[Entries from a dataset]
----
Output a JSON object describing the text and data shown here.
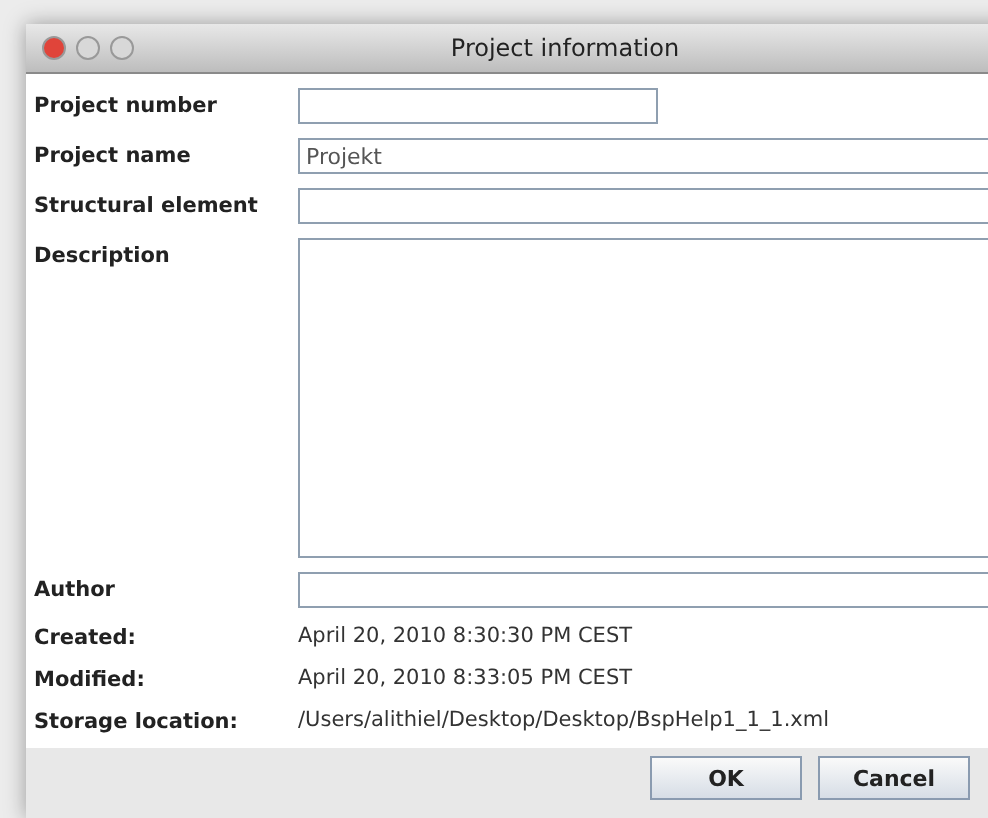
{
  "window": {
    "title": "Project information"
  },
  "fields": [
    {
      "kind": "short",
      "label": "Project number"
    },
    {
      "kind": "line",
      "label": "Project name",
      "value": "Projekt"
    },
    {
      "kind": "line",
      "label": "Structural element"
    },
    {
      "kind": "area",
      "label": "Description"
    },
    {
      "kind": "line",
      "label": "Author"
    },
    {
      "kind": "info",
      "label": "Created:",
      "value": "April 20, 2010 8:30:30 PM CEST"
    },
    {
      "kind": "info",
      "label": "Modified:",
      "value": "April 20, 2010 8:33:05 PM CEST"
    },
    {
      "kind": "info",
      "label": "Storage location:",
      "value": "/Users/alithiel/Desktop/Desktop/BspHelp1_1_1.xml"
    }
  ],
  "buttons": [
    "OK",
    "Cancel"
  ]
}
----
Except for the pictures, reproduce every line exactly.

• _Result of this exercise_:
Output a JSON object describing the text and data shown here.
{
  "window": {
    "title": "Project information"
  },
  "fields": [
    {
      "kind": "short",
      "label": "Project number"
    },
    {
      "kind": "line",
      "label": "Project name",
      "value": "Projekt"
    },
    {
      "kind": "line",
      "label": "Structural element"
    },
    {
      "kind": "area",
      "label": "Description"
    },
    {
      "kind": "line",
      "label": "Author"
    },
    {
      "kind": "info",
      "label": "Created:",
      "value": "April 20, 2010 8:30:30 PM CEST"
    },
    {
      "kind": "info",
      "label": "Modified:",
      "value": "April 20, 2010 8:33:05 PM CEST"
    },
    {
      "kind": "info",
      "label": "Storage location:",
      "value": "/Users/alithiel/Desktop/Desktop/BspHelp1_1_1.xml"
    }
  ],
  "buttons": [
    "OK",
    "Cancel"
  ]
}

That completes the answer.